(begin)
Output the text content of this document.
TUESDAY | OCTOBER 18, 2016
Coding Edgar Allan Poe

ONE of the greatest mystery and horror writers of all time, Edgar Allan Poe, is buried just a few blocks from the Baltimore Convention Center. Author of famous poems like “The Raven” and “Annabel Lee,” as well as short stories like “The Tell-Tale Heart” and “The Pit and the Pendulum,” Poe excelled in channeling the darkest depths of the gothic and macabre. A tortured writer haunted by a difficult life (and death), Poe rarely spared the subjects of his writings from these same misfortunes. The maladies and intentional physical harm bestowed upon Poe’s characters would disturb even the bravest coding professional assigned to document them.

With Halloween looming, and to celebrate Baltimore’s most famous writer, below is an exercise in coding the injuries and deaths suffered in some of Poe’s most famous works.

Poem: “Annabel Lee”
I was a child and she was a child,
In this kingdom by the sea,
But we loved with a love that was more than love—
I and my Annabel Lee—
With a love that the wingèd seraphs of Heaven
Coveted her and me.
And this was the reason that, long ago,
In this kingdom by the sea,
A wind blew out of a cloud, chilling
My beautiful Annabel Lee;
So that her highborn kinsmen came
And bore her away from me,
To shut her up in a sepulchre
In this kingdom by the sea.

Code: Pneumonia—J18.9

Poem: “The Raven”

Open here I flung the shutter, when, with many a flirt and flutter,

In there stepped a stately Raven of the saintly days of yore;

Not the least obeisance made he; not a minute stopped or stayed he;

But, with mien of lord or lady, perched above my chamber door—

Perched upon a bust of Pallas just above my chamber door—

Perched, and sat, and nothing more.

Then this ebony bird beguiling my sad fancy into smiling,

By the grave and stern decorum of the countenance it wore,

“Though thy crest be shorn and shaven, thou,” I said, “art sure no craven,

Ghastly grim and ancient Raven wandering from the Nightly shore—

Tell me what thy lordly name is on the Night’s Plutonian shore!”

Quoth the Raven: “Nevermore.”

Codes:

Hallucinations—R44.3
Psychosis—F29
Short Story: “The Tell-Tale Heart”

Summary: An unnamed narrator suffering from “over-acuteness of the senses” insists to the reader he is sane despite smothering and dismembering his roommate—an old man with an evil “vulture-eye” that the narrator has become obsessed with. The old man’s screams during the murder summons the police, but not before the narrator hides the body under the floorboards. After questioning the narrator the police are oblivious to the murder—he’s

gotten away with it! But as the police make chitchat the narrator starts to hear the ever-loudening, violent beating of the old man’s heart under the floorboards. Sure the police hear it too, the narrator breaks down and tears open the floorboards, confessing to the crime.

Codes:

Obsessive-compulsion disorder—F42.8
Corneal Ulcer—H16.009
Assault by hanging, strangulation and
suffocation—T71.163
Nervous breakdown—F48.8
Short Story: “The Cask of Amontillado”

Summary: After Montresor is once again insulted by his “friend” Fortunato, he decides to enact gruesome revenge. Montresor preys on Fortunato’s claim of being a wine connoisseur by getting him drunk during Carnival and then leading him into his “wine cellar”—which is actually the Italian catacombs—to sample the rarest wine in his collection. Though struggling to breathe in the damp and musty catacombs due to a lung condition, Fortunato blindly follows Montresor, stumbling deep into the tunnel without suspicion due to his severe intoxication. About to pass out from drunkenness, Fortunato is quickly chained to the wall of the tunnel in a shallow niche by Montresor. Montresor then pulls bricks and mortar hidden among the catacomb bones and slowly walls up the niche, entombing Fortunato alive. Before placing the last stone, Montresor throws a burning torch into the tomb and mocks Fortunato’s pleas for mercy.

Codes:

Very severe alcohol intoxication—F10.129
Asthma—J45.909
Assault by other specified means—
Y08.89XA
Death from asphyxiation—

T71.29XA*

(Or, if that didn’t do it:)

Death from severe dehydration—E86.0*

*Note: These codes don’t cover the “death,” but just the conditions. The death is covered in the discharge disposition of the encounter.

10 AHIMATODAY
(end)
(begin)
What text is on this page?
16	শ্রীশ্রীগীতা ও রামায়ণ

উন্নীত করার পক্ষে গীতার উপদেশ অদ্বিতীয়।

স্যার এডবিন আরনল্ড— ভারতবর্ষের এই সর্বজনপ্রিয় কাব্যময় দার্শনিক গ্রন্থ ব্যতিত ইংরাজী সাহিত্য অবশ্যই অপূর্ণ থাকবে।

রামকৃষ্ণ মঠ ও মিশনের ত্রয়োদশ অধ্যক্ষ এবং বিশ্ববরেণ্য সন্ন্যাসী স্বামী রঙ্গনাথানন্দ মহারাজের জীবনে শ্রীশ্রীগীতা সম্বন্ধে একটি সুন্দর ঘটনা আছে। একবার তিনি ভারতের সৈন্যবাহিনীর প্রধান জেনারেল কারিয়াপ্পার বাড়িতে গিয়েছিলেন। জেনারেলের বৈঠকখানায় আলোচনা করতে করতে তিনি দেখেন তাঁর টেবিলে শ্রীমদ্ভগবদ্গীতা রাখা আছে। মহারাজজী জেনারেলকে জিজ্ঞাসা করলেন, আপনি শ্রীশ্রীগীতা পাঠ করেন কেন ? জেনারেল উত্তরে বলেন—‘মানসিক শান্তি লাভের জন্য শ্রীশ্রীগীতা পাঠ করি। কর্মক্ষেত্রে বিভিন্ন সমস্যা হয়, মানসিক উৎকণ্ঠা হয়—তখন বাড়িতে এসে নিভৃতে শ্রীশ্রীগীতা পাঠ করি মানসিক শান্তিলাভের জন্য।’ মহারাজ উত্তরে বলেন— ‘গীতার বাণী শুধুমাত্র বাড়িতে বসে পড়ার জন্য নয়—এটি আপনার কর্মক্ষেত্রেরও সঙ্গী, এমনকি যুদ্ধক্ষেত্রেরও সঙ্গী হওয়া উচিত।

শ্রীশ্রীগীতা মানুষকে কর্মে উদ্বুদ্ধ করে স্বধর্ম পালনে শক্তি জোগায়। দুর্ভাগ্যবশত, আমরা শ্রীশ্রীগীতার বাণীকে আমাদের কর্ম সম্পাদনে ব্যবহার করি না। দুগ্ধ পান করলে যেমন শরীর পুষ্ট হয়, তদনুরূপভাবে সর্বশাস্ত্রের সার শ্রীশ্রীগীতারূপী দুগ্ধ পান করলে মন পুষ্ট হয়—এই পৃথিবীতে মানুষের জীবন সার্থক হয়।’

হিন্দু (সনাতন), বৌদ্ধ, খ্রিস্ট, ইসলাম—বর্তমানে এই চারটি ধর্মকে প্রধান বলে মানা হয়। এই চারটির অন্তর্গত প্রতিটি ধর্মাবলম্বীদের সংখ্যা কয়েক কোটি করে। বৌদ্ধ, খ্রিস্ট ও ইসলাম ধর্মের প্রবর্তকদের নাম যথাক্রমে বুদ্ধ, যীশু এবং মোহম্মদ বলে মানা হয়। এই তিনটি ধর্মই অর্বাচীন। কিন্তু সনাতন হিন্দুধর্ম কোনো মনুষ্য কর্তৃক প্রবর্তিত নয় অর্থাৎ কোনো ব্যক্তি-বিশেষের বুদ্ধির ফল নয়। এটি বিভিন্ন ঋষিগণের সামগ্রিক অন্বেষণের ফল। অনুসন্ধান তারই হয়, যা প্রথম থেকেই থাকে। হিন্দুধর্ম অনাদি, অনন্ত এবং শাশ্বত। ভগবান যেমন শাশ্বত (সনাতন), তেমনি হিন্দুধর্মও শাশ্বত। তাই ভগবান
(end)
• Work to be completed: Pull out all lines in the data above that include "door".

• Solution for this task:
But, with mien of lord or lady, perched above my chamber door—
Perched upon a bust of Pallas just above my chamber door—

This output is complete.